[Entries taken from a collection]
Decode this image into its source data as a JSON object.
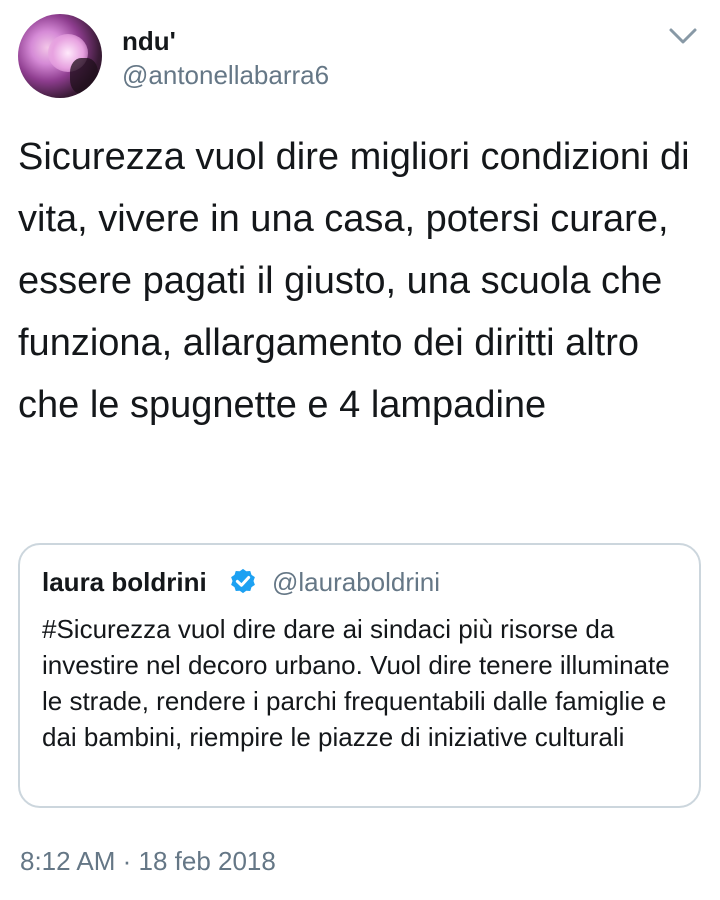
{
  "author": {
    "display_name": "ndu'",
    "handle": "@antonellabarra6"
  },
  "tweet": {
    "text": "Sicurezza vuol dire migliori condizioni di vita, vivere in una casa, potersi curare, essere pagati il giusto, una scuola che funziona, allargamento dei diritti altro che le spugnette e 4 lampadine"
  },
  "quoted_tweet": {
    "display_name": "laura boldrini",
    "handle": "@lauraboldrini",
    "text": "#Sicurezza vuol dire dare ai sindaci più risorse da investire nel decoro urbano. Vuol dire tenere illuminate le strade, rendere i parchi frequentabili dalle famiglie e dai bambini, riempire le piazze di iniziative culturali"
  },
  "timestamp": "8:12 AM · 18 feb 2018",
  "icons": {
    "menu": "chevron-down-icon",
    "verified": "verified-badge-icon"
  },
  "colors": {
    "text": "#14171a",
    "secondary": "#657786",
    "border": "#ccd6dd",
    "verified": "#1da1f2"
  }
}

> **Your goal**: Note each line of the entries that has "text" in it, and copy those lines.

> **Answer in full**:
    "text": "Sicurezza vuol dire migliori condizioni di vita, vivere in una casa, potersi curare, essere pagati il giusto, una scuola che funziona, allargamento dei diritti altro che le spugnette e 4 lampadine"
    "text": "#Sicurezza vuol dire dare ai sindaci più risorse da investire nel decoro urbano. Vuol dire tenere illuminate le strade, rendere i parchi frequentabili dalle famiglie e dai bambini, riempire le piazze di iniziative culturali"
    "text": "#14171a",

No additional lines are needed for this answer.